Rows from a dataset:
============

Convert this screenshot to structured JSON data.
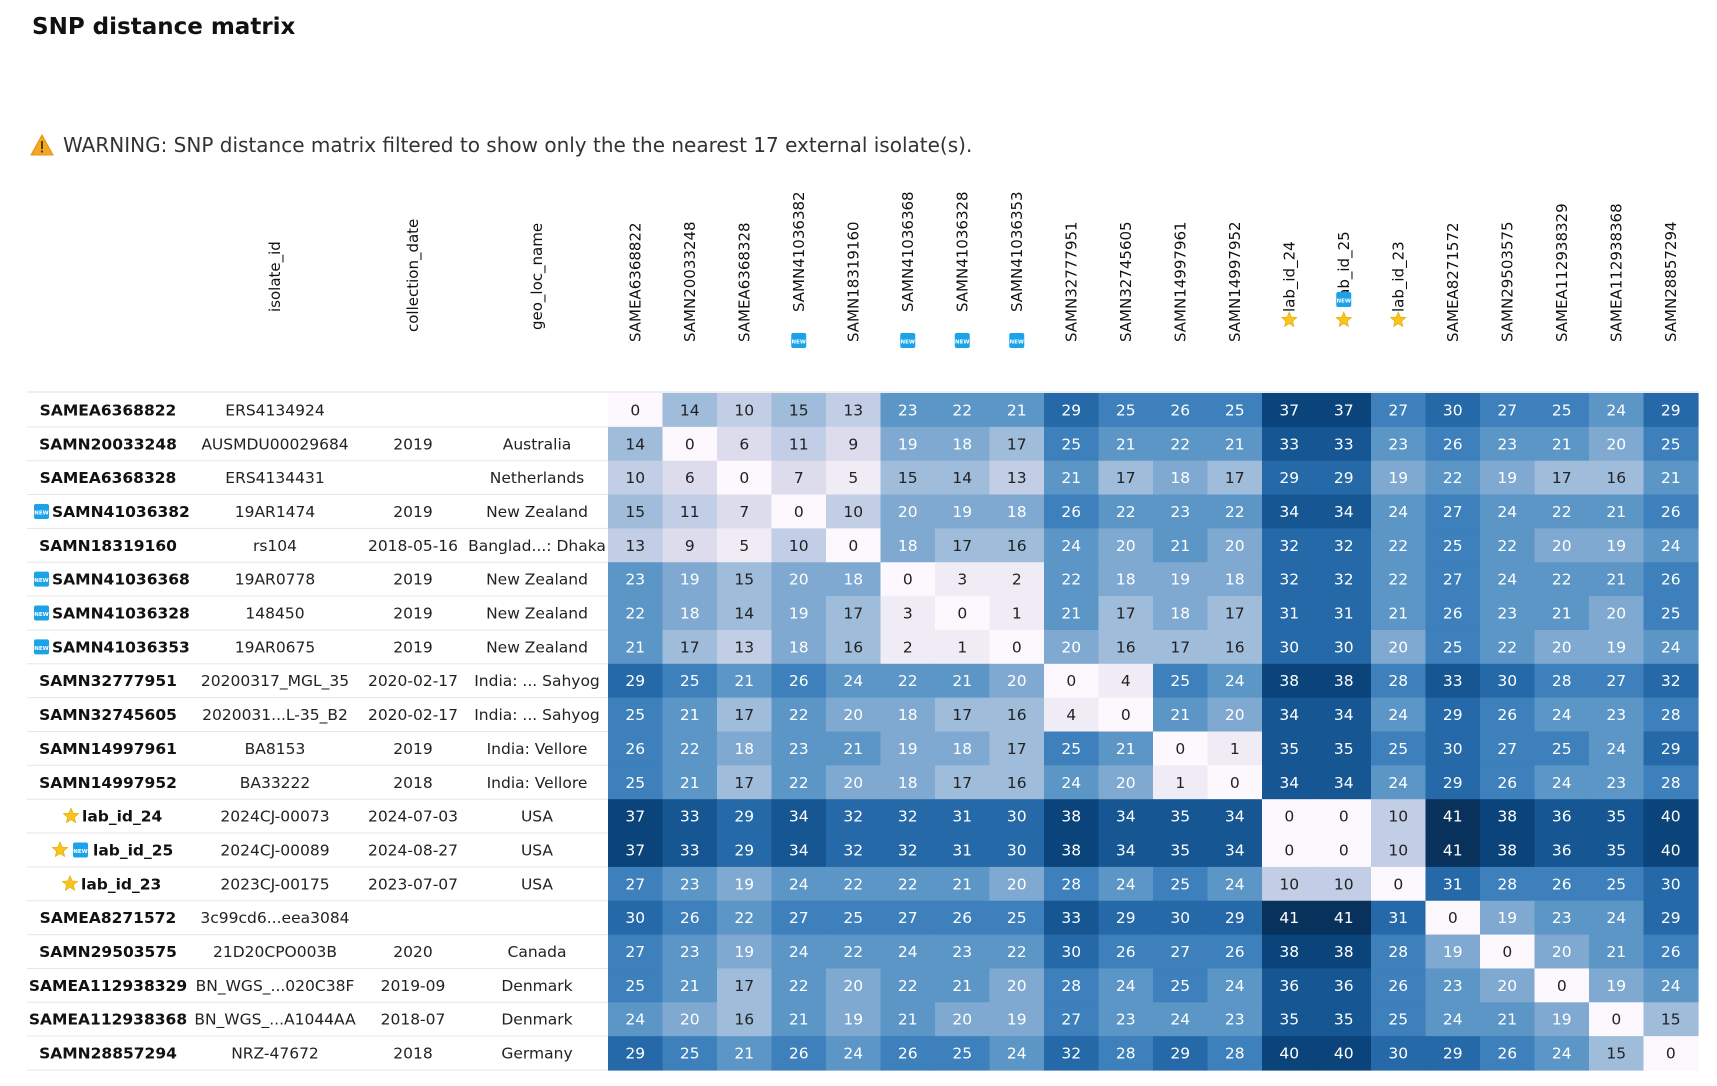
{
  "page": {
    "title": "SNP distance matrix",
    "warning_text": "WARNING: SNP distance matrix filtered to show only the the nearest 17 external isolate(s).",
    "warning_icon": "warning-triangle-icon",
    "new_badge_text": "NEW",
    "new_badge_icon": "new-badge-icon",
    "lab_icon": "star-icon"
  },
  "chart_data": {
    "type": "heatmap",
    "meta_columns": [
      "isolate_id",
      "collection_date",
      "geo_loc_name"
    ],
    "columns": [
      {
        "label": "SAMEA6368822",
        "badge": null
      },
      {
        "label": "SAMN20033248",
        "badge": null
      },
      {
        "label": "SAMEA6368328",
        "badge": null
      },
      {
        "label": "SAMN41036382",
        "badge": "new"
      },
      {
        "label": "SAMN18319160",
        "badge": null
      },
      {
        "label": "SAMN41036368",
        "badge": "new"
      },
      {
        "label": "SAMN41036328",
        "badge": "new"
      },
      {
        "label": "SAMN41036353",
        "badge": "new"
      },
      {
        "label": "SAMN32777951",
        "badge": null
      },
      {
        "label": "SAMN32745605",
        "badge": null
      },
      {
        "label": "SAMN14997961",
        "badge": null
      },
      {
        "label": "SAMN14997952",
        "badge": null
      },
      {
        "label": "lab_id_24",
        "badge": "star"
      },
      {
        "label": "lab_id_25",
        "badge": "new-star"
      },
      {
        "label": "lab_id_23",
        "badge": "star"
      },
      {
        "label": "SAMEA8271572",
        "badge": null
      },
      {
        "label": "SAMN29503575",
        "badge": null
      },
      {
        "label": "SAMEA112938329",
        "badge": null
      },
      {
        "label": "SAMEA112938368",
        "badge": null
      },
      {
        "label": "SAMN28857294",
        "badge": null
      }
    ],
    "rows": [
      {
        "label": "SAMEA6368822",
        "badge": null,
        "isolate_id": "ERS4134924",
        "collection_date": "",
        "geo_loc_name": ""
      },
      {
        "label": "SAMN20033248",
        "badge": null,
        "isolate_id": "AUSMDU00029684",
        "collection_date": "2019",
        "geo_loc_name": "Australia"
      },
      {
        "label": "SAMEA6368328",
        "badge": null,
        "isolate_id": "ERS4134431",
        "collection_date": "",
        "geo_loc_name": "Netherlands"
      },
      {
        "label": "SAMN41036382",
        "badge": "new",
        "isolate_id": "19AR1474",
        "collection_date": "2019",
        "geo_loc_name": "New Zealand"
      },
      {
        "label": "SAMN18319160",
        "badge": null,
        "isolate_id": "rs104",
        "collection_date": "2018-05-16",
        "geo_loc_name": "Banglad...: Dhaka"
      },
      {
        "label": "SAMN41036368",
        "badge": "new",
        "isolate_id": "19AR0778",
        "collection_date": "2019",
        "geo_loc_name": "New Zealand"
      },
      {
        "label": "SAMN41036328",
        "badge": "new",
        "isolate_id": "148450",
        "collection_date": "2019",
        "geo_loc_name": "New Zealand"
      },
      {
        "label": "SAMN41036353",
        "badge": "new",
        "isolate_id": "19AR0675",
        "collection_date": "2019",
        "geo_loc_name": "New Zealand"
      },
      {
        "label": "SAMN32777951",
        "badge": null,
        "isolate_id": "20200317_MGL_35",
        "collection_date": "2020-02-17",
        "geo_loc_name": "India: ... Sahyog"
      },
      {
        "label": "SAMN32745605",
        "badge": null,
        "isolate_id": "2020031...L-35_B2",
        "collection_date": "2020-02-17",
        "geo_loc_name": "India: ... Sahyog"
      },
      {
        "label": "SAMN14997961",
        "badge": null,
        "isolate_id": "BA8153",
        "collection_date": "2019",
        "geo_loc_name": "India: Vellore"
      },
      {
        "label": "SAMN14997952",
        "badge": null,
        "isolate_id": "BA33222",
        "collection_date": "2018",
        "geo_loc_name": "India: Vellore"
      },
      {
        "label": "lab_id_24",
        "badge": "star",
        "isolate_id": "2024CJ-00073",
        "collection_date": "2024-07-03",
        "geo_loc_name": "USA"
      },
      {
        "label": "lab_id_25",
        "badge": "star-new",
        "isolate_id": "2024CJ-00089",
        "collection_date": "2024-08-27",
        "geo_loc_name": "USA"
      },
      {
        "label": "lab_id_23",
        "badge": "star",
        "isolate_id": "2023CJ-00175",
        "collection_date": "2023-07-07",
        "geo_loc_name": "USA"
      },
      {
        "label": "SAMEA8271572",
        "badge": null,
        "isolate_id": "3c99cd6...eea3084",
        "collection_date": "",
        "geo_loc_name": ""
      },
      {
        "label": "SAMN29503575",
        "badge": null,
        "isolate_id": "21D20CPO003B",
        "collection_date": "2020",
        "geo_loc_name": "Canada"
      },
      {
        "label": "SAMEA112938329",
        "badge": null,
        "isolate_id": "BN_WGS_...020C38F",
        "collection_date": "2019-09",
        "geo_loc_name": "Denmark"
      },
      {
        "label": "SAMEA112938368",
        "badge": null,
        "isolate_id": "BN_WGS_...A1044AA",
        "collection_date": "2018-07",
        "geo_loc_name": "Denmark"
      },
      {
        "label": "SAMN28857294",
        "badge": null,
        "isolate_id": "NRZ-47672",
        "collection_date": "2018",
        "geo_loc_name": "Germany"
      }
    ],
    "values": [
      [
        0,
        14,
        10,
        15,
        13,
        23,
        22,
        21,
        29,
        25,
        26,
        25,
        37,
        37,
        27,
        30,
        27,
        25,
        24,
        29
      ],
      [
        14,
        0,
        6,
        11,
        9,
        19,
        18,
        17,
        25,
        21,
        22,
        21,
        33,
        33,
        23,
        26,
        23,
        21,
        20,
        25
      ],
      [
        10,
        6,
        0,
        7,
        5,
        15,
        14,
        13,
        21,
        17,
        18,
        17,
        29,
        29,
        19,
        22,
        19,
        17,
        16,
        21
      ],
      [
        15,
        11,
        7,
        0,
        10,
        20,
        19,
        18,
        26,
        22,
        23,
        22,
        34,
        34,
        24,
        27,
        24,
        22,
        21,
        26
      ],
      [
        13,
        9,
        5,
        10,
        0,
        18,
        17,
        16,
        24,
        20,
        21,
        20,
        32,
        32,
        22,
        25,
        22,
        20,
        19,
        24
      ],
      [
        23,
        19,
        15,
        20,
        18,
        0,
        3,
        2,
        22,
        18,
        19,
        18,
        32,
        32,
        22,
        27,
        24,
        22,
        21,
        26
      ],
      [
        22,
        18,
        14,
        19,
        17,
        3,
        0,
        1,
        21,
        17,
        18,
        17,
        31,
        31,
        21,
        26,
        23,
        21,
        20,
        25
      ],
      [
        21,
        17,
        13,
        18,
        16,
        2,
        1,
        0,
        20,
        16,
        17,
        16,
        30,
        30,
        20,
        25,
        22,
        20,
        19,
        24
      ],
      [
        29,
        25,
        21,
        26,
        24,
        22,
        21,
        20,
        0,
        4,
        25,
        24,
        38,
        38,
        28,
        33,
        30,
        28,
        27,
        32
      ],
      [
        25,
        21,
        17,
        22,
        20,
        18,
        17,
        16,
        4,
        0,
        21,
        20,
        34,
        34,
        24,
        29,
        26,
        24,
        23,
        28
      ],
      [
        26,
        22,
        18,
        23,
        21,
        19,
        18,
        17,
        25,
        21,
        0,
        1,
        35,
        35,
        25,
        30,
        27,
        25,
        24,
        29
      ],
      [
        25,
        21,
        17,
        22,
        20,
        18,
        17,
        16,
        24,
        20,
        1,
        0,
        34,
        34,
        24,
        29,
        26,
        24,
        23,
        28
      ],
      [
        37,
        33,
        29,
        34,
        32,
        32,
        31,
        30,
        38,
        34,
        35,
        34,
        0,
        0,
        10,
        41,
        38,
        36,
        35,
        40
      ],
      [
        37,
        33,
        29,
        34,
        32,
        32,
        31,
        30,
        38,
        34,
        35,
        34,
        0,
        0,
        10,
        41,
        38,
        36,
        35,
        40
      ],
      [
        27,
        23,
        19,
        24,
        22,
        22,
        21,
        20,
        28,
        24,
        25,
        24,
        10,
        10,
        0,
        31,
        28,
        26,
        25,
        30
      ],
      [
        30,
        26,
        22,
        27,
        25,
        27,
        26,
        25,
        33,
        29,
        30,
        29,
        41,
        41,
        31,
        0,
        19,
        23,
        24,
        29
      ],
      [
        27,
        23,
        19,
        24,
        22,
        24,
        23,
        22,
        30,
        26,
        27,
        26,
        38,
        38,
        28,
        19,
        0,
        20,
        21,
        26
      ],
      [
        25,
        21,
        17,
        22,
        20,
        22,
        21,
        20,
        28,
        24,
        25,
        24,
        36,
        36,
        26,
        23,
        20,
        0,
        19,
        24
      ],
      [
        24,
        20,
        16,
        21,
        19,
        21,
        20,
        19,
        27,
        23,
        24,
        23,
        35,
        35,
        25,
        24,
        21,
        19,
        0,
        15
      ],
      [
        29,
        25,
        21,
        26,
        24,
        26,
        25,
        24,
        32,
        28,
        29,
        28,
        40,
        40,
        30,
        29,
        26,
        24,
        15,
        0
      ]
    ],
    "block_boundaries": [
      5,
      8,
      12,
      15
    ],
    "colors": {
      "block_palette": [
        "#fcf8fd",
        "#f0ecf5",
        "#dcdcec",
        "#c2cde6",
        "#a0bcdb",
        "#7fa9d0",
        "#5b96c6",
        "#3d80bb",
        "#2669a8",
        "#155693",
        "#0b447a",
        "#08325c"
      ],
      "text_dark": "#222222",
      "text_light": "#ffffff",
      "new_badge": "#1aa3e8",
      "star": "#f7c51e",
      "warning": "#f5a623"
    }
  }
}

============

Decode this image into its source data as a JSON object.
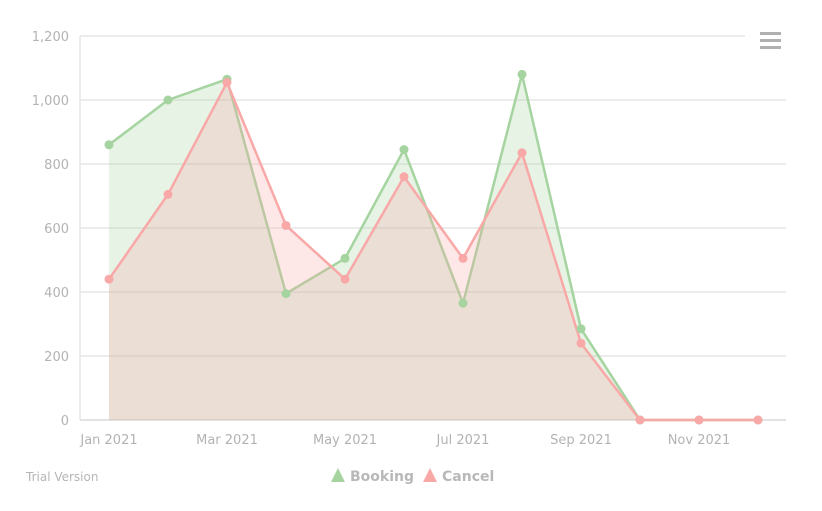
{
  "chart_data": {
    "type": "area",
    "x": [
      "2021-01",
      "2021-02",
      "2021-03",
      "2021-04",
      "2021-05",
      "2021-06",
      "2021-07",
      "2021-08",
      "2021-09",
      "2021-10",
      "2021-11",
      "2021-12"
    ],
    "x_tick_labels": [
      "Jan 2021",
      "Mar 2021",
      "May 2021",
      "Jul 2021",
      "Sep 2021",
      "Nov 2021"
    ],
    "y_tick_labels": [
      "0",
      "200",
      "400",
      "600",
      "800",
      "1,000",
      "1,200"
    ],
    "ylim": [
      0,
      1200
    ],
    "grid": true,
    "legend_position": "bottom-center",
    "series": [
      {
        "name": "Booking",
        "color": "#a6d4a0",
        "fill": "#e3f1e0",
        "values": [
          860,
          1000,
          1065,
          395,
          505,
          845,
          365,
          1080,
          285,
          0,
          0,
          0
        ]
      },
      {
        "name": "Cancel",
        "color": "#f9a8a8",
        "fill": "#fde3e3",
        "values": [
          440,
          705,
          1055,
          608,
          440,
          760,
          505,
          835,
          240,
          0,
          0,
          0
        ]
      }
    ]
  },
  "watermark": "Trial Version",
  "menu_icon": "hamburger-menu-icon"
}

============

What is expected
Count the lines above in which the word "JSON" appears, then state only that count.

The output
2